(Dataset records)
+---+

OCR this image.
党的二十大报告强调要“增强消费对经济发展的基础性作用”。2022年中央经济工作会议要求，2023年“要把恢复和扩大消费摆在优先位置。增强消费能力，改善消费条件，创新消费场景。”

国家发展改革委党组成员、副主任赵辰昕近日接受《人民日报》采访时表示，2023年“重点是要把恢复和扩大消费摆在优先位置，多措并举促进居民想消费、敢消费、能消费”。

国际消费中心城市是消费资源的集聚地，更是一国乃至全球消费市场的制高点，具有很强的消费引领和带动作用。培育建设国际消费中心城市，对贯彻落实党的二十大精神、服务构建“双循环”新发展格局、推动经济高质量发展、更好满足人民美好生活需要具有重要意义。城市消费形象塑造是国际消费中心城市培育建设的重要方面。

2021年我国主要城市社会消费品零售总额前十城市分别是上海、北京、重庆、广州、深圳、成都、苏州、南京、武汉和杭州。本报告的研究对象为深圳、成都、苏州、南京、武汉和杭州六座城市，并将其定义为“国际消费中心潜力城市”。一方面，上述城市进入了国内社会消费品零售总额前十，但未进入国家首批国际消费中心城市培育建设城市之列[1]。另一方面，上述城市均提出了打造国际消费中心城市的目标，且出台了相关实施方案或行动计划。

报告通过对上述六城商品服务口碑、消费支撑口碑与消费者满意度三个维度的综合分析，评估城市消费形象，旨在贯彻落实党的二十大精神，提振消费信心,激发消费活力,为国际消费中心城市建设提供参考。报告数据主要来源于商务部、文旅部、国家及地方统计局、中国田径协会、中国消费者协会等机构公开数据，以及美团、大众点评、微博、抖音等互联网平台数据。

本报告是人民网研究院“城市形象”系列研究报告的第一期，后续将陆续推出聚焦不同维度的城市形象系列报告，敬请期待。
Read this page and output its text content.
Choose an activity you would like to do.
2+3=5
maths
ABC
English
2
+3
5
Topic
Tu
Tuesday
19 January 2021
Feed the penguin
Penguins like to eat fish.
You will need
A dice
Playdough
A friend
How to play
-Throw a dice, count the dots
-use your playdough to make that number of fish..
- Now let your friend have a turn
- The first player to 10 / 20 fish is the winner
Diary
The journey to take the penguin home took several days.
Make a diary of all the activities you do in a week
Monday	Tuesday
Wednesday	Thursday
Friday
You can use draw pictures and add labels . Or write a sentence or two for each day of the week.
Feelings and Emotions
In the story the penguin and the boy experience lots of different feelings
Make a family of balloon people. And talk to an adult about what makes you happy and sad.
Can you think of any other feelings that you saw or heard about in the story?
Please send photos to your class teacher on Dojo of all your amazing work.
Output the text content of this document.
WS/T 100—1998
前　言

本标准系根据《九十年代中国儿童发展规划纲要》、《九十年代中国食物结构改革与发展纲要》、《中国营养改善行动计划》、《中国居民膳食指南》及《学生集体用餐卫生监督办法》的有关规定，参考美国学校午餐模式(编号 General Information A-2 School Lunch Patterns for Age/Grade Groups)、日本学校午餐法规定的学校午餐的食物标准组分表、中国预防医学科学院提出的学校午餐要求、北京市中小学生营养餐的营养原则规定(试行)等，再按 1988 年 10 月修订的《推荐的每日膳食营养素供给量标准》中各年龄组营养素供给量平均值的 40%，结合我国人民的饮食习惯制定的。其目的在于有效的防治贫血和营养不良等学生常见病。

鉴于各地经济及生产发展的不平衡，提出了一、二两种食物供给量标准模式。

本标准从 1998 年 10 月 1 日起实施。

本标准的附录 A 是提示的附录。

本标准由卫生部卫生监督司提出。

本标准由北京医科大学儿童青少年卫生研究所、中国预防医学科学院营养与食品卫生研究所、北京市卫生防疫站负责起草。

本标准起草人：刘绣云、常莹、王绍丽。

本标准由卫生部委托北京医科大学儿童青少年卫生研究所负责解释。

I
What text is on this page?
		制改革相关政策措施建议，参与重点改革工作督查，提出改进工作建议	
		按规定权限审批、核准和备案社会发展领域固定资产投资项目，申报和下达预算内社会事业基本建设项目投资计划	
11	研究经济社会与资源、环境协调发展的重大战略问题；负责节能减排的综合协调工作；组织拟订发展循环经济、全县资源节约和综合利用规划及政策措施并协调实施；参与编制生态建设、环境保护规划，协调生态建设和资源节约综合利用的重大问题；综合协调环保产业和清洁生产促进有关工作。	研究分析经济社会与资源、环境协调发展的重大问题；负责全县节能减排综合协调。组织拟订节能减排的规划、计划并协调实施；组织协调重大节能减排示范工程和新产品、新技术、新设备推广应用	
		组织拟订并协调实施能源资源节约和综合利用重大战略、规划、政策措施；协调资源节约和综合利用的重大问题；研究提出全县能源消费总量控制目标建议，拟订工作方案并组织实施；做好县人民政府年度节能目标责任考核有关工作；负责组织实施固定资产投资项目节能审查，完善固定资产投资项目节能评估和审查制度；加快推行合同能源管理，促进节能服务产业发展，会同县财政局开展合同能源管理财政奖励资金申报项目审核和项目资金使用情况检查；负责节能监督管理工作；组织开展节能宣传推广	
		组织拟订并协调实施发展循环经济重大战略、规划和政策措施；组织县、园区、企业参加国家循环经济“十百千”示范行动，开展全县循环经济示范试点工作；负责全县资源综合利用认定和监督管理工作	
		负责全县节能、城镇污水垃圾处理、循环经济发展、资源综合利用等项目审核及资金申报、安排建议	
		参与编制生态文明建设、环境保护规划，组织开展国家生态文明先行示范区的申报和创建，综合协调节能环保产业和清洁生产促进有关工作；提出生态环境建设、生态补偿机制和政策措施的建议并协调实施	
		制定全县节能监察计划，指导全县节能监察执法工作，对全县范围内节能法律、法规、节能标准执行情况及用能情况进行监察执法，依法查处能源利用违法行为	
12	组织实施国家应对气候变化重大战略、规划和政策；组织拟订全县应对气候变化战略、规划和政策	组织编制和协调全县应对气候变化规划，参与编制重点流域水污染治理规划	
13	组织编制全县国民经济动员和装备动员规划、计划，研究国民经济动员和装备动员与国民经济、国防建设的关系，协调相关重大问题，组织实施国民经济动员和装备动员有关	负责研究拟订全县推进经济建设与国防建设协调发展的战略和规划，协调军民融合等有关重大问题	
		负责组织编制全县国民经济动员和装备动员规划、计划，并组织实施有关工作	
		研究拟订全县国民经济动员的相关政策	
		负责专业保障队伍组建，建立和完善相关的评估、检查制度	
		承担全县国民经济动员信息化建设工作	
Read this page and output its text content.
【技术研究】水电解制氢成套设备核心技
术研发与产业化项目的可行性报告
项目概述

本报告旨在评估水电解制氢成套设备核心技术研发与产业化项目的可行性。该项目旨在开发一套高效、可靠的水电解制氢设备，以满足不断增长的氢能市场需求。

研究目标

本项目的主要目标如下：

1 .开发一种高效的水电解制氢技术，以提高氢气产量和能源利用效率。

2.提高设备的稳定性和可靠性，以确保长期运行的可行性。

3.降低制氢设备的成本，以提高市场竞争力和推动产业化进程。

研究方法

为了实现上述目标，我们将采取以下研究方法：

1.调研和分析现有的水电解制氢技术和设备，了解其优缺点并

+---+

Print all of the entries exactly as they are written.

OCR this image.
党的二十大报告强调要“增强消费对经济发展的基础性作用”。2022年中央经济工作会议要求，2023年“要把恢复和扩大消费摆在优先位置。增强消费能力，改善消费条件，创新消费场景。”

国家发展改革委党组成员、副主任赵辰昕近日接受《人民日报》采访时表示，2023年“重点是要把恢复和扩大消费摆在优先位置，多措并举促进居民想消费、敢消费、能消费”。

国际消费中心城市是消费资源的集聚地，更是一国乃至全球消费市场的制高点，具有很强的消费引领和带动作用。培育建设国际消费中心城市，对贯彻落实党的二十大精神、服务构建“双循环”新发展格局、推动经济高质量发展、更好满足人民美好生活需要具有重要意义。城市消费形象塑造是国际消费中心城市培育建设的重要方面。

2021年我国主要城市社会消费品零售总额前十城市分别是上海、北京、重庆、广州、深圳、成都、苏州、南京、武汉和杭州。本报告的研究对象为深圳、成都、苏州、南京、武汉和杭州六座城市，并将其定义为“国际消费中心潜力城市”。一方面，上述城市进入了国内社会消费品零售总额前十，但未进入国家首批国际消费中心城市培育建设城市之列[1]。另一方面，上述城市均提出了打造国际消费中心城市的目标，且出台了相关实施方案或行动计划。

报告通过对上述六城商品服务口碑、消费支撑口碑与消费者满意度三个维度的综合分析，评估城市消费形象，旨在贯彻落实党的二十大精神，提振消费信心,激发消费活力,为国际消费中心城市建设提供参考。报告数据主要来源于商务部、文旅部、国家及地方统计局、中国田径协会、中国消费者协会等机构公开数据，以及美团、大众点评、微博、抖音等互联网平台数据。

本报告是人民网研究院“城市形象”系列研究报告的第一期，后续将陆续推出聚焦不同维度的城市形象系列报告，敬请期待。
Read this page and output its text content.
Choose an activity you would like to do.
2+3=5
maths
ABC
English
2
+3
5
Topic
Tu
Tuesday
19 January 2021
Feed the penguin
Penguins like to eat fish.
You will need
A dice
Playdough
A friend
How to play
-Throw a dice, count the dots
-use your playdough to make that number of fish..
- Now let your friend have a turn
- The first player to 10 / 20 fish is the winner
Diary
The journey to take the penguin home took several days.
Make a diary of all the activities you do in a week
Monday	Tuesday
Wednesday	Thursday
Friday
You can use draw pictures and add labels . Or write a sentence or two for each day of the week.
Feelings and Emotions
In the story the penguin and the boy experience lots of different feelings
Make a family of balloon people. And talk to an adult about what makes you happy and sad.
Can you think of any other feelings that you saw or heard about in the story?
Please send photos to your class teacher on Dojo of all your amazing work.
Output the text content of this document.
WS/T 100—1998
前　言

本标准系根据《九十年代中国儿童发展规划纲要》、《九十年代中国食物结构改革与发展纲要》、《中国营养改善行动计划》、《中国居民膳食指南》及《学生集体用餐卫生监督办法》的有关规定，参考美国学校午餐模式(编号 General Information A-2 School Lunch Patterns for Age/Grade Groups)、日本学校午餐法规定的学校午餐的食物标准组分表、中国预防医学科学院提出的学校午餐要求、北京市中小学生营养餐的营养原则规定(试行)等，再按 1988 年 10 月修订的《推荐的每日膳食营养素供给量标准》中各年龄组营养素供给量平均值的 40%，结合我国人民的饮食习惯制定的。其目的在于有效的防治贫血和营养不良等学生常见病。

鉴于各地经济及生产发展的不平衡，提出了一、二两种食物供给量标准模式。

本标准从 1998 年 10 月 1 日起实施。

本标准的附录 A 是提示的附录。

本标准由卫生部卫生监督司提出。

本标准由北京医科大学儿童青少年卫生研究所、中国预防医学科学院营养与食品卫生研究所、北京市卫生防疫站负责起草。

本标准起草人：刘绣云、常莹、王绍丽。

本标准由卫生部委托北京医科大学儿童青少年卫生研究所负责解释。

I
What text is on this page?
		制改革相关政策措施建议，参与重点改革工作督查，提出改进工作建议	
		按规定权限审批、核准和备案社会发展领域固定资产投资项目，申报和下达预算内社会事业基本建设项目投资计划	
11	研究经济社会与资源、环境协调发展的重大战略问题；负责节能减排的综合协调工作；组织拟订发展循环经济、全县资源节约和综合利用规划及政策措施并协调实施；参与编制生态建设、环境保护规划，协调生态建设和资源节约综合利用的重大问题；综合协调环保产业和清洁生产促进有关工作。	研究分析经济社会与资源、环境协调发展的重大问题；负责全县节能减排综合协调。组织拟订节能减排的规划、计划并协调实施；组织协调重大节能减排示范工程和新产品、新技术、新设备推广应用	
		组织拟订并协调实施能源资源节约和综合利用重大战略、规划、政策措施；协调资源节约和综合利用的重大问题；研究提出全县能源消费总量控制目标建议，拟订工作方案并组织实施；做好县人民政府年度节能目标责任考核有关工作；负责组织实施固定资产投资项目节能审查，完善固定资产投资项目节能评估和审查制度；加快推行合同能源管理，促进节能服务产业发展，会同县财政局开展合同能源管理财政奖励资金申报项目审核和项目资金使用情况检查；负责节能监督管理工作；组织开展节能宣传推广	
		组织拟订并协调实施发展循环经济重大战略、规划和政策措施；组织县、园区、企业参加国家循环经济“十百千”示范行动，开展全县循环经济示范试点工作；负责全县资源综合利用认定和监督管理工作	
		负责全县节能、城镇污水垃圾处理、循环经济发展、资源综合利用等项目审核及资金申报、安排建议	
		参与编制生态文明建设、环境保护规划，组织开展国家生态文明先行示范区的申报和创建，综合协调节能环保产业和清洁生产促进有关工作；提出生态环境建设、生态补偿机制和政策措施的建议并协调实施	
		制定全县节能监察计划，指导全县节能监察执法工作，对全县范围内节能法律、法规、节能标准执行情况及用能情况进行监察执法，依法查处能源利用违法行为	
12	组织实施国家应对气候变化重大战略、规划和政策；组织拟订全县应对气候变化战略、规划和政策	组织编制和协调全县应对气候变化规划，参与编制重点流域水污染治理规划	
13	组织编制全县国民经济动员和装备动员规划、计划，研究国民经济动员和装备动员与国民经济、国防建设的关系，协调相关重大问题，组织实施国民经济动员和装备动员有关	负责研究拟订全县推进经济建设与国防建设协调发展的战略和规划，协调军民融合等有关重大问题	
		负责组织编制全县国民经济动员和装备动员规划、计划，并组织实施有关工作	
		研究拟订全县国民经济动员的相关政策	
		负责专业保障队伍组建，建立和完善相关的评估、检查制度	
		承担全县国民经济动员信息化建设工作	
Read this page and output its text content.
【技术研究】水电解制氢成套设备核心技
术研发与产业化项目的可行性报告
项目概述

本报告旨在评估水电解制氢成套设备核心技术研发与产业化项目的可行性。该项目旨在开发一套高效、可靠的水电解制氢设备，以满足不断增长的氢能市场需求。

研究目标

本项目的主要目标如下：

1 .开发一种高效的水电解制氢技术，以提高氢气产量和能源利用效率。

2.提高设备的稳定性和可靠性，以确保长期运行的可行性。

3.降低制氢设备的成本，以提高市场竞争力和推动产业化进程。

研究方法

为了实现上述目标，我们将采取以下研究方法：

1.调研和分析现有的水电解制氢技术和设备，了解其优缺点并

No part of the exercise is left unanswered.